- [Te lezen fragment]
--------------------------------
Samenvatting van literatuur week 2 uit het boek Compendium Burgerlijk procesrecht: H3 (uitzondering 3.1), H5 en H6 (uitzonder 6.8, 6.10-6.12) voor het vak Burgerlijk procesrecht
Literatuur week 2 Bpr
Hoofdstuk 3 uitzondering 3.1
Artikel 112 Gw draagt aan de rechterlijke macht de berechting van geschillen over
burgerlijke rechten. Of sprake is van een burgerlijk recht wordt bepaald door de eiser – als
de eiser stelt dat hem een vorderingsrecht toekomt is daarmee op zich de bevoegdheid van
de burgerlijke rechter gegeven.
De internationale bevoegdheid van de Nederlandse rechter betreft de vraag of een zaak met
internationale aspecten of van buitenlandse oorsprong in Nederland aan de rechter kan
worden voorgelegd – antwoord moet eerst worden gezocht in de toepasselijke verdragen (1
Rv). Is er geen verdrag of EU-verordening toepasselijk dan kan de bevoegdheid Nederlandse
rechter ook voortvloeien uit de eigen regeling van de het Wetboek van Burgerlijke
Rechtsvordering. Voor de Europese Unie is in het bijzonder van belang de Verordening
betreffende de rechterlijke bevoegdheid, erkenning en de tenuitvoerlegging van beslissingen
in burgerlijke en handelszaken (Brussel I bis-verordening, EEX-Vo II).
--------------------------------
- [Verzameld materiaal]
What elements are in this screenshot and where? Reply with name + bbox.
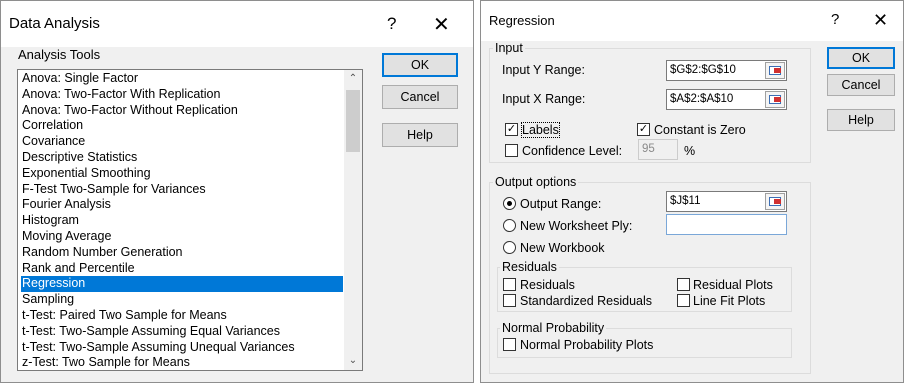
--------------------------------
- [Opgave 1] Wie bepaalt volgens het fragment over burgerlijk procesrecht of er sprake is van een burgerlijk recht?
- [Opgave 2] Ga verder met het fragment over burgerlijk procesrecht, te beginnen na de laatste zin ervan.

- [Antwoord 1] De eiser.

- [Antwoord 2]
Inzake de bevoegdheid hoofdlijn Brussel I bis-Verordening:
- Uitgangspunt: op het grondgebied van een lidstaat hun woonplaats hebben,
ongeacht nationaliteit, slechts kunnen worden opgeroepen voor de gerechten van
die lidstaat (art. 4). Gedaagde kan slechts voor de rechter in een andere lidstaat
worden gedagvaard voor zover dit uit de verordening voortvloeit (art. 5). Rechter
moet ambtshalve nagaan of bevoegdheid krachtens de Brussel I bis-verordening
aanwezig is. Als gedaagde niet verschijnt zal hij zich zo nodig ambtshalve onbevoegd
moeten verklaren (27/28 Brussel I bis-verordening).
- Rechter van de lidstaat waar de gedaagde woonplaats heeft, komt een algemene
bevoegdheid toe met betrekking tot de gedaagde, ongeacht de grondslag van de
verordening. Ook kan het mogelijk zijn dat de rechter van een andere lidstaat een
bijzondere bevoegdheid heeft ten aanzien van specifieke vorderingen of geschillen.
Dergelijke alternatieve bevoegdheidsgrondslag bestaat onder andere: ten aanzien
van verbintenissen uit overeenkomst (art. 7 onder 1), ten aanzien van verbintenissen
uit onrechtmatige daad (art. 7 onder 2)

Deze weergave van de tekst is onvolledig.